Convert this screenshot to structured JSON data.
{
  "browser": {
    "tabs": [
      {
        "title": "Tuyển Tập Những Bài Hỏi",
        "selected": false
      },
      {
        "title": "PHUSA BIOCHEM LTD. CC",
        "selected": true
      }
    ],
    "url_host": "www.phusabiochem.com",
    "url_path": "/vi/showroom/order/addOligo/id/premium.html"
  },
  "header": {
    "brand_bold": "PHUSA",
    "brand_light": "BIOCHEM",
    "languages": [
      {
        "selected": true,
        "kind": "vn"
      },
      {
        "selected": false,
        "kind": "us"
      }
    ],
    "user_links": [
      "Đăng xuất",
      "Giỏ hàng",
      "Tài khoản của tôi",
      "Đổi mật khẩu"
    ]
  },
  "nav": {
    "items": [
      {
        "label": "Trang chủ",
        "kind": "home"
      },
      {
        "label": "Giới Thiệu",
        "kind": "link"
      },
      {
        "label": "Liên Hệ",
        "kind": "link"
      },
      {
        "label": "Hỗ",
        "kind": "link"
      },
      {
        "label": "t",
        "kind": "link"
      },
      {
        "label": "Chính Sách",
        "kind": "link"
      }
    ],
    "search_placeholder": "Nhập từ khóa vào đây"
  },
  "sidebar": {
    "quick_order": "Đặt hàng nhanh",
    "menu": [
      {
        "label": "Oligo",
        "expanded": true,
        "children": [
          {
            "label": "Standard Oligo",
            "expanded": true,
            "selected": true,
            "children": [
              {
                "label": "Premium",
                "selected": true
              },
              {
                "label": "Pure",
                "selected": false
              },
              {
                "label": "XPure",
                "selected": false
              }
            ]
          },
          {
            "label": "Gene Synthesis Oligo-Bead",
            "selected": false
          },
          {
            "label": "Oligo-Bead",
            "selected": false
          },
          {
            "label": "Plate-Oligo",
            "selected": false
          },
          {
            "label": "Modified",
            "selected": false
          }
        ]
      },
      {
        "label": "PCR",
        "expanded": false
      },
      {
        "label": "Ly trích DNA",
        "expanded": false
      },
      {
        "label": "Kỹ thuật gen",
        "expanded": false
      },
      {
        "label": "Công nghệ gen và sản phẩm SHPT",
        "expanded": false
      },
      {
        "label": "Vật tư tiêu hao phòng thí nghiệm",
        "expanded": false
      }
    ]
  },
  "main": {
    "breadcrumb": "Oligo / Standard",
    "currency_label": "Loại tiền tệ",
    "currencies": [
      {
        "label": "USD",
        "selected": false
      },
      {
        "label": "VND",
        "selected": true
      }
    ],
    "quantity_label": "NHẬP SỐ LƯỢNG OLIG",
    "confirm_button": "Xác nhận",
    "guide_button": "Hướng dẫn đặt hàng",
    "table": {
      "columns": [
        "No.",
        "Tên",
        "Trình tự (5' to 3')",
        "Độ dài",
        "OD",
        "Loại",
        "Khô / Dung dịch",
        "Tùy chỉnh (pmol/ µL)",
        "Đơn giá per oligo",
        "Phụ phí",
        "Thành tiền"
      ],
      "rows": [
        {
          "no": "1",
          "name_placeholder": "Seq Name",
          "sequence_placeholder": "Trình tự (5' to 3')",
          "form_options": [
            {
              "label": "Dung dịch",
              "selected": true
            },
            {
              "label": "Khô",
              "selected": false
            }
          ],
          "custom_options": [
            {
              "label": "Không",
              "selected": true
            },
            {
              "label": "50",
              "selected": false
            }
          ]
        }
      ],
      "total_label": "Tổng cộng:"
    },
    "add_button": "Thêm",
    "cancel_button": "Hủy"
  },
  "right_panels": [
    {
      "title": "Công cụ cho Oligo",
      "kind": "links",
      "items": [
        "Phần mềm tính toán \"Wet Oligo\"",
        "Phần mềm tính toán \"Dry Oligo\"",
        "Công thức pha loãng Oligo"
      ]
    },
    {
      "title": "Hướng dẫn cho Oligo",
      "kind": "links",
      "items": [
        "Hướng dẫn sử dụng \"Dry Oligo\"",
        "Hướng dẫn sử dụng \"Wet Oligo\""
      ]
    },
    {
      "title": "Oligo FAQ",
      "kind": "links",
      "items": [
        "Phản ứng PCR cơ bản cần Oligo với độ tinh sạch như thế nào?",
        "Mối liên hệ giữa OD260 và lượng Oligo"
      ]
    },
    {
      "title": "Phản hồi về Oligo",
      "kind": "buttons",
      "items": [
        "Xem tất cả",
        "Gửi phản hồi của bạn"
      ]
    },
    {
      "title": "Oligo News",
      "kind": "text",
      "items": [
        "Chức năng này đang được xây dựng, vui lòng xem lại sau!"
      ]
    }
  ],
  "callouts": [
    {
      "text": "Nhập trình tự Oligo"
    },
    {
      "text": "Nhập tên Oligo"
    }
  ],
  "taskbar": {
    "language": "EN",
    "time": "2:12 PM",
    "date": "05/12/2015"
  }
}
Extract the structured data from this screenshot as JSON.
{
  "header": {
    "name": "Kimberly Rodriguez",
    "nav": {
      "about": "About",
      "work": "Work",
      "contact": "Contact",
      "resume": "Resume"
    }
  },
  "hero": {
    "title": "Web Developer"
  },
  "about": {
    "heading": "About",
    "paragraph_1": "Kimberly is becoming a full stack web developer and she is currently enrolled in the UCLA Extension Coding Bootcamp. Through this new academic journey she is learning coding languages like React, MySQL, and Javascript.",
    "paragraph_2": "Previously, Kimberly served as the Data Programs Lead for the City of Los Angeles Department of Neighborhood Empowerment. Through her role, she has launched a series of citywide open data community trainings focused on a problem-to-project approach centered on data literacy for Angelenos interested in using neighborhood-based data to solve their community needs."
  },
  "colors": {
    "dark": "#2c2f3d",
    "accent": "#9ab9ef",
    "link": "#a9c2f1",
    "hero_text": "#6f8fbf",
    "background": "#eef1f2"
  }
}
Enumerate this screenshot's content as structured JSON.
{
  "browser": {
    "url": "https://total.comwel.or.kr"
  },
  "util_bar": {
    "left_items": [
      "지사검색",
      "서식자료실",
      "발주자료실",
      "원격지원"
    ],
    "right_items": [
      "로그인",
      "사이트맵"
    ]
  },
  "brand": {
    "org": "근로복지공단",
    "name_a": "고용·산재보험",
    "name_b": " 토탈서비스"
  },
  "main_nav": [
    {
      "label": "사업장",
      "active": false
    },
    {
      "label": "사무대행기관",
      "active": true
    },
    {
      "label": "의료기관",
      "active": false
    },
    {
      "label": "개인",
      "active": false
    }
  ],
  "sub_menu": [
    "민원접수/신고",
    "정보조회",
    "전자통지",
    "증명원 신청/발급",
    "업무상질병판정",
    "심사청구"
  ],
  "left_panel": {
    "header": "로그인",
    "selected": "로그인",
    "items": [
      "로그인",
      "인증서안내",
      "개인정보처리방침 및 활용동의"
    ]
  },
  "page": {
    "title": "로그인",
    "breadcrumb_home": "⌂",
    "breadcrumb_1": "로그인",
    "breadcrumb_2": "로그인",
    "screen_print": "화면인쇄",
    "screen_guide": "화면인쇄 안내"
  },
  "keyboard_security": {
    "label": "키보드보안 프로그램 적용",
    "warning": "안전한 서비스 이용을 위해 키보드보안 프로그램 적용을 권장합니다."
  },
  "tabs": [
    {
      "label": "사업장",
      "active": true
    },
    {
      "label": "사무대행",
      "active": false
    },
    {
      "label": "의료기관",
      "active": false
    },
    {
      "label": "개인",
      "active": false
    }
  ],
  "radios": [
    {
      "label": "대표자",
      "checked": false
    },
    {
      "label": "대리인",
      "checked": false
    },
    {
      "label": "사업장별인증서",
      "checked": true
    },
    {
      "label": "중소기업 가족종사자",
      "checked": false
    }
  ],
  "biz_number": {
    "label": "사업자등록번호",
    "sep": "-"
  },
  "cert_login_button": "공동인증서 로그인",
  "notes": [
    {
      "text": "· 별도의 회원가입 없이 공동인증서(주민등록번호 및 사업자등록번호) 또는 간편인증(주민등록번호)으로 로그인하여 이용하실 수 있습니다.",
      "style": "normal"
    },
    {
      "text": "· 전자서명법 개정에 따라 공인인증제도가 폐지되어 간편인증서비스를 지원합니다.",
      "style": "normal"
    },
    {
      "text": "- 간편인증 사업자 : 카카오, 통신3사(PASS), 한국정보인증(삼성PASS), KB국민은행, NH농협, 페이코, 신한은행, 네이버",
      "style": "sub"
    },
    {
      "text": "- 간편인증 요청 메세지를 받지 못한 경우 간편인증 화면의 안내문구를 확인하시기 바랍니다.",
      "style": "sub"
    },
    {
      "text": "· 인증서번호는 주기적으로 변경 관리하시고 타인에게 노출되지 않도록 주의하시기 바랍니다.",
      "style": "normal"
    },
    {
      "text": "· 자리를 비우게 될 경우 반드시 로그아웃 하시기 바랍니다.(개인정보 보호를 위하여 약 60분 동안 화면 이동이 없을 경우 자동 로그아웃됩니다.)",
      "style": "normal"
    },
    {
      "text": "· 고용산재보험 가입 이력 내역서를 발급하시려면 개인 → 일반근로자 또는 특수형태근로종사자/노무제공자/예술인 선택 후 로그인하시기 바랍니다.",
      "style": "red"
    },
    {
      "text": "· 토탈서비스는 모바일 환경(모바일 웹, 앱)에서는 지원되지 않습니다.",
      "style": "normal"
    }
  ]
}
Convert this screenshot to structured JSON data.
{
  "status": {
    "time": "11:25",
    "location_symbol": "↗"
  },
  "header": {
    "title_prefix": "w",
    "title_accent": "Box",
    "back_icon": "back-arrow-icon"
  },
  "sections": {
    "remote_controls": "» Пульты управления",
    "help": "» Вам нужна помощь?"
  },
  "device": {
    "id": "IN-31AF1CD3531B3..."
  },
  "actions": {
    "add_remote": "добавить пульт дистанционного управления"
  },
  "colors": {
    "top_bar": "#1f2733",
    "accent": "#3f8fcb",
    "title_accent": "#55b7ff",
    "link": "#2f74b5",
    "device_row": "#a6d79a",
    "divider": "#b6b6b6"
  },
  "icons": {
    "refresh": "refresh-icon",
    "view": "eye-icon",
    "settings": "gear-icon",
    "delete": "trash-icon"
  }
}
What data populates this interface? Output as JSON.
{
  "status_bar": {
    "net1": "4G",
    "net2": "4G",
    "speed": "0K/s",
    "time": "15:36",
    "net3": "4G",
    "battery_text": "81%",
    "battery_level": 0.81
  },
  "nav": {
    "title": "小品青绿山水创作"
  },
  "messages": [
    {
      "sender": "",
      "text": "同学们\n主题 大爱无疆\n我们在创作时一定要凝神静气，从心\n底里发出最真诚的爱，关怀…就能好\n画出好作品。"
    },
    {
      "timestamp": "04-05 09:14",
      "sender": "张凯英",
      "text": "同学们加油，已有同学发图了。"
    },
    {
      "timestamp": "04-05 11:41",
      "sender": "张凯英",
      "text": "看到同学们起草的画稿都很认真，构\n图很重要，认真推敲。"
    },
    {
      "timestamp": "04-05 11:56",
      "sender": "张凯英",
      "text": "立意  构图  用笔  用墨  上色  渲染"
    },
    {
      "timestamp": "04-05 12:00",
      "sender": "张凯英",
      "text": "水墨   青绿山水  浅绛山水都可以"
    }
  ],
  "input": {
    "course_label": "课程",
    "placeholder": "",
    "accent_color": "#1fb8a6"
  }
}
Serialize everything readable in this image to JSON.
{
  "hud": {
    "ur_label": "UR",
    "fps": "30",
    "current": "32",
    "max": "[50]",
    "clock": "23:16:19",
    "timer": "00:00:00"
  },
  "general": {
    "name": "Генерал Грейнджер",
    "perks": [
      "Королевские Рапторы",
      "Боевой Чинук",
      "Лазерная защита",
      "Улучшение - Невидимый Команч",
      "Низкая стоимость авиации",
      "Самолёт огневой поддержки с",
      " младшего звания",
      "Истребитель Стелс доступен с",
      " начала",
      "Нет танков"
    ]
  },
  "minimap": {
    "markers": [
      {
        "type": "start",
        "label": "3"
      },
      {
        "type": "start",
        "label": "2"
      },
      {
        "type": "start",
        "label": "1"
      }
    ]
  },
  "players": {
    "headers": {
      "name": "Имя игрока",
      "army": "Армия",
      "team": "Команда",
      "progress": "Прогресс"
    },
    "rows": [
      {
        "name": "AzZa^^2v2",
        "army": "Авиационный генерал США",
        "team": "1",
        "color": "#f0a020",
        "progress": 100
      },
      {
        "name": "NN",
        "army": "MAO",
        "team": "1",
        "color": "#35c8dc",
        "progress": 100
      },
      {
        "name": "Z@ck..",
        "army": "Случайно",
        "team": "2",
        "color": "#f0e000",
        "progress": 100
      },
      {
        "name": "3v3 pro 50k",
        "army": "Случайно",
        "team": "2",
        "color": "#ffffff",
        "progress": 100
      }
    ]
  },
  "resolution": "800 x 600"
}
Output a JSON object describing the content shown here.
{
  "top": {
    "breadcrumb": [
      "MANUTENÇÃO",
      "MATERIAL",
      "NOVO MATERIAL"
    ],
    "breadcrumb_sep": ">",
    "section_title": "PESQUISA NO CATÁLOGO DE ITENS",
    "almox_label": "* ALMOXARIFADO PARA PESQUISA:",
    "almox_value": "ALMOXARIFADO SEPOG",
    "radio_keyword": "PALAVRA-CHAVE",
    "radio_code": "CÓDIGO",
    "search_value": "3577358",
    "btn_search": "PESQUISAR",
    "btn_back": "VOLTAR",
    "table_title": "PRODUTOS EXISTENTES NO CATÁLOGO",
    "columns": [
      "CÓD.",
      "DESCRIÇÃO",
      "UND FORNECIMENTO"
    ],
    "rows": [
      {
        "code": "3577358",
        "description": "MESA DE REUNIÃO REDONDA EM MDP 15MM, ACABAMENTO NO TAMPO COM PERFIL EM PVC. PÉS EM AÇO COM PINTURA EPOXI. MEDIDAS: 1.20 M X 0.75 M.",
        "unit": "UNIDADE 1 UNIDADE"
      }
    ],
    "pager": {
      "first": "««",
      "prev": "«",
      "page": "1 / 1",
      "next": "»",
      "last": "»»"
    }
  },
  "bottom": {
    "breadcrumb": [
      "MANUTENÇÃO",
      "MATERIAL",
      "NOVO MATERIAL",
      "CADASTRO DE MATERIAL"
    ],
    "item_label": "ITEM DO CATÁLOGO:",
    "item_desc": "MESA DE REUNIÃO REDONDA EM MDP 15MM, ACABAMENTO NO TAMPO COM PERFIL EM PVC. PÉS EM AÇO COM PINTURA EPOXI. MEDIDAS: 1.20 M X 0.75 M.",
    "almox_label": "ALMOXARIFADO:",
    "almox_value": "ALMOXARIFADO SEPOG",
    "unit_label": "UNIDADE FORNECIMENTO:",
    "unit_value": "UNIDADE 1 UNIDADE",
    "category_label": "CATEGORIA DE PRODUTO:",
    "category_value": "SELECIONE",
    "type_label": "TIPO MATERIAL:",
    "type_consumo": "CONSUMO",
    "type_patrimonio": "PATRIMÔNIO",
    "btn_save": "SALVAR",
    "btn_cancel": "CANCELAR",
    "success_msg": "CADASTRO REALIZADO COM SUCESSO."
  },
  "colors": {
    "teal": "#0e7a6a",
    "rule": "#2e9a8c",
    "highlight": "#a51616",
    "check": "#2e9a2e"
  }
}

> _STATED PROBLEM_:
Identify the lines in the entries above that contain "structured", then copy them out.

> _WRITTEN REPLY_:
Convert this screenshot to structured JSON data.
Extract the structured data from this screenshot as JSON.
Enumerate this screenshot's content as structured JSON.
Convert this screenshot to structured JSON data.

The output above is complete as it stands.